[Stored data]
#####

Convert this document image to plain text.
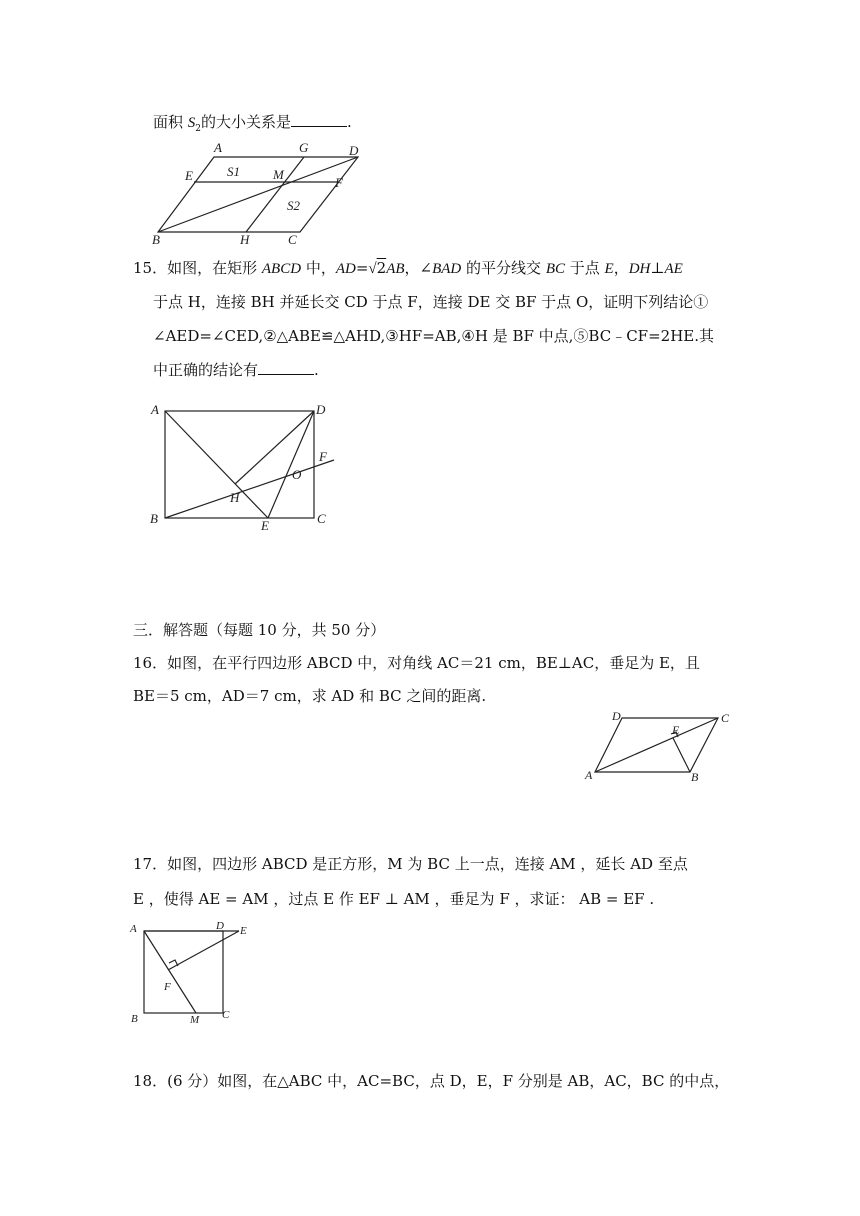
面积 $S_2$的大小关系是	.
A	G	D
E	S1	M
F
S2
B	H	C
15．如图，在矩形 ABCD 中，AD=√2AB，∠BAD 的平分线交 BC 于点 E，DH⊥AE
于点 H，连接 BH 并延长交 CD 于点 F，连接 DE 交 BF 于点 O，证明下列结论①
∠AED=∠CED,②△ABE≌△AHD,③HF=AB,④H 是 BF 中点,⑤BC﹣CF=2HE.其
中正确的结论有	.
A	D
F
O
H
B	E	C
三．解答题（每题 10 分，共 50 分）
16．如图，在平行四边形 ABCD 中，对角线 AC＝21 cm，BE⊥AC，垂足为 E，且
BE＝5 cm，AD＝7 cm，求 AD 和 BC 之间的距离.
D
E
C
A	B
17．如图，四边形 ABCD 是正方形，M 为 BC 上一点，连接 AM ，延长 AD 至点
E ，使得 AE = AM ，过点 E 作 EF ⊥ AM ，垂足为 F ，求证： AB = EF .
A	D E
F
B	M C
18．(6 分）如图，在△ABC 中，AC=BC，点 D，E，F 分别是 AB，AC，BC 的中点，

#####

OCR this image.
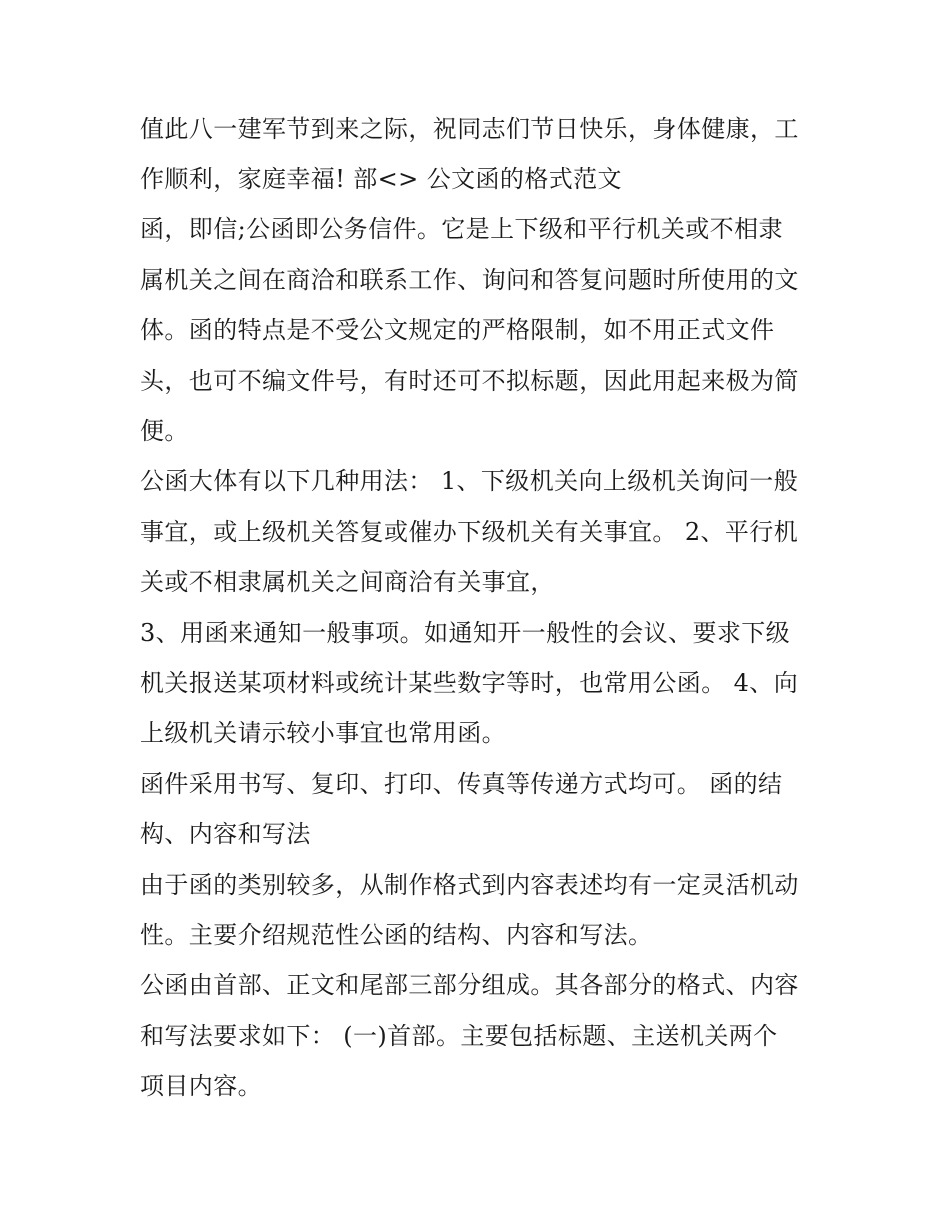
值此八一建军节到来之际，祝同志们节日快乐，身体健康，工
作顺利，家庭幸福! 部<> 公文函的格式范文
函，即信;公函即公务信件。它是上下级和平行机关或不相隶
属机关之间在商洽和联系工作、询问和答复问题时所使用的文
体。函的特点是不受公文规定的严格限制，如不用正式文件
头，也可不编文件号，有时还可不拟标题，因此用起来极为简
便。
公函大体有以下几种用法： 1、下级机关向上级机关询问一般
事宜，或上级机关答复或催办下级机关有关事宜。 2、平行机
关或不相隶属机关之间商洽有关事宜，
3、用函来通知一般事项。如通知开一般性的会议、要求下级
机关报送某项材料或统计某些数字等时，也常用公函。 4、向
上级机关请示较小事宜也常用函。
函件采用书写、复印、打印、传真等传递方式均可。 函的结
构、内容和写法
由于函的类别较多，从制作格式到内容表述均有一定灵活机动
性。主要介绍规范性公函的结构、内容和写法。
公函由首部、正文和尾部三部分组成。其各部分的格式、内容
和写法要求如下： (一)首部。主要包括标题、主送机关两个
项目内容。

#####

What the exercise asks
Find every line above that contains the word "ABCD", and return each one.

Final result
15．如图，在矩形 ABCD 中，AD=√2AB，∠BAD 的平分线交 BC 于点 E，DH⊥AE
16．如图，在平行四边形 ABCD 中，对角线 AC＝21 cm，BE⊥AC，垂足为 E，且
17．如图，四边形 ABCD 是正方形，M 为 BC 上一点，连接 AM ，延长 AD 至点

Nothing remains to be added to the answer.